[Written exercise]: Write each line out exactly, leaving none out.
>>>
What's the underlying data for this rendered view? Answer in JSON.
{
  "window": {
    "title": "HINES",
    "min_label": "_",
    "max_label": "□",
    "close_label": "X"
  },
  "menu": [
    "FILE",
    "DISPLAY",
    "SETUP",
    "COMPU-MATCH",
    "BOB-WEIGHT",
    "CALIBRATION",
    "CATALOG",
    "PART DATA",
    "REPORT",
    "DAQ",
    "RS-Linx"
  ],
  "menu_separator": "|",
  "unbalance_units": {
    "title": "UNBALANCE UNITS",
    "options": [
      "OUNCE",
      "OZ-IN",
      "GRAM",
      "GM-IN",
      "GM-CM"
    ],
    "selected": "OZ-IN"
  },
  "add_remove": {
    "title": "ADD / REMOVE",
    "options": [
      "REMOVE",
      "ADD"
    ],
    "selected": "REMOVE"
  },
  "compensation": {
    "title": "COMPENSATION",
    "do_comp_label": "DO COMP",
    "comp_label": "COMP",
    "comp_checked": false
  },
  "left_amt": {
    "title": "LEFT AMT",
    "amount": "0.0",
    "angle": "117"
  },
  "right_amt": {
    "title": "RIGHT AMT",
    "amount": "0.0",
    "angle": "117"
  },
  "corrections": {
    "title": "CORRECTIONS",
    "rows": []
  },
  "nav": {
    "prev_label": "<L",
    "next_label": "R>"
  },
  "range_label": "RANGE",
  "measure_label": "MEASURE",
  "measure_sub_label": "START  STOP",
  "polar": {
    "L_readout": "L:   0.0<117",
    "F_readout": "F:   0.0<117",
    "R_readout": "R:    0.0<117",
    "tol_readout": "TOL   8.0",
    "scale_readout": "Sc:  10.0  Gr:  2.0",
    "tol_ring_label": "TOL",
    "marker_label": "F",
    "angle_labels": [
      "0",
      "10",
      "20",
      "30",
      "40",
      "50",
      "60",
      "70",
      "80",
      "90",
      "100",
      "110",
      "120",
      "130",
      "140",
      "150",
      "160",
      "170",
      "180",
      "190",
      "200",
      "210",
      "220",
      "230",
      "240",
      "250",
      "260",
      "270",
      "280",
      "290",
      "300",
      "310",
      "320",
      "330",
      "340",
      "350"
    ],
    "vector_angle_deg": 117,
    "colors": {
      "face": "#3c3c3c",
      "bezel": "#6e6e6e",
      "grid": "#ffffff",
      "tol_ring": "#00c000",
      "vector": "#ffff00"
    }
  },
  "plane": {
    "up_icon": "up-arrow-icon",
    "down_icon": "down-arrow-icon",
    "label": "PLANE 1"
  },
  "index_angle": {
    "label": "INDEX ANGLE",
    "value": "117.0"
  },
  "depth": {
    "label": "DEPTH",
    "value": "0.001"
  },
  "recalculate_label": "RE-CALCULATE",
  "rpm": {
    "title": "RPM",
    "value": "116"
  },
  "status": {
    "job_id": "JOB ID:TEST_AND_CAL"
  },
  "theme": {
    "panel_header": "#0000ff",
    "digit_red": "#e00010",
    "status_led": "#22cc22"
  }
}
<<<
[Response to the exercise]:
What's the underlying data for this rendered view? Answer in JSON.
{
  "window": {
    "title": "HINES",
    "min_label": "_",
    "max_label": "□",
    "close_label": "X"
  },
  "menu": [
    "FILE",
    "DISPLAY",
    "SETUP",
    "COMPU-MATCH",
    "BOB-WEIGHT",
    "CALIBRATION",
    "CATALOG",
    "PART DATA",
    "REPORT",
    "DAQ",
    "RS-Linx"
  ],
  "menu_separator": "|",
  "unbalance_units": {
    "title": "UNBALANCE UNITS",
    "options": [
      "OUNCE",
      "OZ-IN",
      "GRAM",
      "GM-IN",
      "GM-CM"
    ],
    "selected": "OZ-IN"
  },
  "add_remove": {
    "title": "ADD / REMOVE",
    "options": [
      "REMOVE",
      "ADD"
    ],
    "selected": "REMOVE"
  },
  "compensation": {
    "title": "COMPENSATION",
    "do_comp_label": "DO COMP",
    "comp_label": "COMP",
    "comp_checked": false
  },
  "left_amt": {
    "title": "LEFT AMT",
    "amount": "0.0",
    "angle": "117"
  },
  "right_amt": {
    "title": "RIGHT AMT",
    "amount": "0.0",
    "angle": "117"
  },
  "corrections": {
    "title": "CORRECTIONS",
    "rows": []
  },
  "nav": {
    "prev_label": "<L",
    "next_label": "R>"
  },
  "range_label": "RANGE",
  "measure_label": "MEASURE",
  "measure_sub_label": "START  STOP",
  "polar": {
    "L_readout": "L:   0.0<117",
    "F_readout": "F:   0.0<117",
    "R_readout": "R:    0.0<117",
    "tol_readout": "TOL   8.0",
    "scale_readout": "Sc:  10.0  Gr:  2.0",
    "tol_ring_label": "TOL",
    "marker_label": "F",
    "angle_labels": [
      "0",
      "10",
      "20",
      "30",
      "40",
      "50",
      "60",
      "70",
      "80",
      "90",
      "100",
      "110",
      "120",
      "130",
      "140",
      "150",
      "160",
      "170",
      "180",
      "190",
      "200",
      "210",
      "220",
      "230",
      "240",
      "250",
      "260",
      "270",
      "280",
      "290",
      "300",
      "310",
      "320",
      "330",
      "340",
      "350"
    ],
    "vector_angle_deg": 117,
    "colors": {
      "face": "#3c3c3c",
      "bezel": "#6e6e6e",
      "grid": "#ffffff",
      "tol_ring": "#00c000",
      "vector": "#ffff00"
    }
  },
  "plane": {
    "up_icon": "up-arrow-icon",
    "down_icon": "down-arrow-icon",
    "label": "PLANE 1"
  },
  "index_angle": {
    "label": "INDEX ANGLE",
    "value": "117.0"
  },
  "depth": {
    "label": "DEPTH",
    "value": "0.001"
  },
  "recalculate_label": "RE-CALCULATE",
  "rpm": {
    "title": "RPM",
    "value": "116"
  },
  "status": {
    "job_id": "JOB ID:TEST_AND_CAL"
  },
  "theme": {
    "panel_header": "#0000ff",
    "digit_red": "#e00010",
    "status_led": "#22cc22"
  }
}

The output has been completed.